===== Input data

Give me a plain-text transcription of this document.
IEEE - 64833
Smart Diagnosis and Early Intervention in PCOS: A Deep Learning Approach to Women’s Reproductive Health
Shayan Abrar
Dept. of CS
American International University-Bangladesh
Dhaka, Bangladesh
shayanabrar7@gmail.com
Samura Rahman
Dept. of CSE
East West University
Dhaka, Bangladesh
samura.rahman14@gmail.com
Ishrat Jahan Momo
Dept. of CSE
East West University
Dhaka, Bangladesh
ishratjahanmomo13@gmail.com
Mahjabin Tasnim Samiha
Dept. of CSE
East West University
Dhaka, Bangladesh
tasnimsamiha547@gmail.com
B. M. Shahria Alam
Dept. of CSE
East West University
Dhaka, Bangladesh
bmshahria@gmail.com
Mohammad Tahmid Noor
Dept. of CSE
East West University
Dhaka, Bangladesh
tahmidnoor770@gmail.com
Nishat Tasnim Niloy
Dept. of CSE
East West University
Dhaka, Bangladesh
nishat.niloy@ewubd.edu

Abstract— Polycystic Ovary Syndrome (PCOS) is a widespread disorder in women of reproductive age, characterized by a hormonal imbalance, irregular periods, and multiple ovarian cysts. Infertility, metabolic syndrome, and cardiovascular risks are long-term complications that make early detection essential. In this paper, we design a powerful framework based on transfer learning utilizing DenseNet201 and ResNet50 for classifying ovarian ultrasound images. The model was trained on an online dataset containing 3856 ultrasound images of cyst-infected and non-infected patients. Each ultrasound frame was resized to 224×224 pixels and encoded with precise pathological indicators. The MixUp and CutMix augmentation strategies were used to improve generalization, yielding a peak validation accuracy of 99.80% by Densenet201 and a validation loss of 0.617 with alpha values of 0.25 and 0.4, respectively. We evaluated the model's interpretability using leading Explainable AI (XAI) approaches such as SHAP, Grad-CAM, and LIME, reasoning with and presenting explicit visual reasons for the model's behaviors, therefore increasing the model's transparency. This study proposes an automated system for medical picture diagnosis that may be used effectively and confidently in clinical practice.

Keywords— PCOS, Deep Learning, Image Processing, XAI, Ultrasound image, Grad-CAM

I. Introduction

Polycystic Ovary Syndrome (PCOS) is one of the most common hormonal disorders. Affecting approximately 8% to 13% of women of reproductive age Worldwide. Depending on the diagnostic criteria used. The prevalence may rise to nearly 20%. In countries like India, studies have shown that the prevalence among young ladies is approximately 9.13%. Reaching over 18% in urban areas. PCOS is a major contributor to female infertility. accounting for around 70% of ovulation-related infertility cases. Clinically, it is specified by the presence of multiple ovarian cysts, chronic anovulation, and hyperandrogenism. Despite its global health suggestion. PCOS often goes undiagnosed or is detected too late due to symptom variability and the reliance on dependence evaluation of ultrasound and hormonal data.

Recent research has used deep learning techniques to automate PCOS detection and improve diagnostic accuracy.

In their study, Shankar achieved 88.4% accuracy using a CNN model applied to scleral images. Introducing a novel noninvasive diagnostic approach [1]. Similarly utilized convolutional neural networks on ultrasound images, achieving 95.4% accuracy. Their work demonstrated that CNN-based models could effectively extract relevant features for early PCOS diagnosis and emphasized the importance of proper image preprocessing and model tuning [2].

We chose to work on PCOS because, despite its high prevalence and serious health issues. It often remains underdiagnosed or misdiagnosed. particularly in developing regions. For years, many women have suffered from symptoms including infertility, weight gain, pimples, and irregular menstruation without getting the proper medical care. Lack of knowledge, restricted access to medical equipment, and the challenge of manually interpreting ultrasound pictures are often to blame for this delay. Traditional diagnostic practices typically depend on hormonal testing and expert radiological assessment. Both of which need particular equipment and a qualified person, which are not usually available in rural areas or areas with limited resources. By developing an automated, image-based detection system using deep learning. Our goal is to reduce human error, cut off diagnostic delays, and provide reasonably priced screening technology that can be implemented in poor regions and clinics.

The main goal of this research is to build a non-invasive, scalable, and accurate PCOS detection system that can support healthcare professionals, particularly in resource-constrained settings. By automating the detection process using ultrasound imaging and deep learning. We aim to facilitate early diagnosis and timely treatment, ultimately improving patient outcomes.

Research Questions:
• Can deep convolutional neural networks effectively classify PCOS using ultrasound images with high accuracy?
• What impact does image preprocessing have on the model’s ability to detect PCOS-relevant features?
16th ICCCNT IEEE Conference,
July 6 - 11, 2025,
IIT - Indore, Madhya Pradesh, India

==========

The answer must be every line of the entries that includes the word "preprocessing".

# Answer space:
In their study, Shankar achieved 88.4% accuracy using a CNN model applied to scleral images. Introducing a novel noninvasive diagnostic approach [1]. Similarly utilized convolutional neural networks on ultrasound images, achieving 95.4% accuracy. Their work demonstrated that CNN-based models could effectively extract relevant features for early PCOS diagnosis and emphasized the importance of proper image preprocessing and model tuning [2].
• What impact does image preprocessing have on the model’s ability to detect PCOS-relevant features?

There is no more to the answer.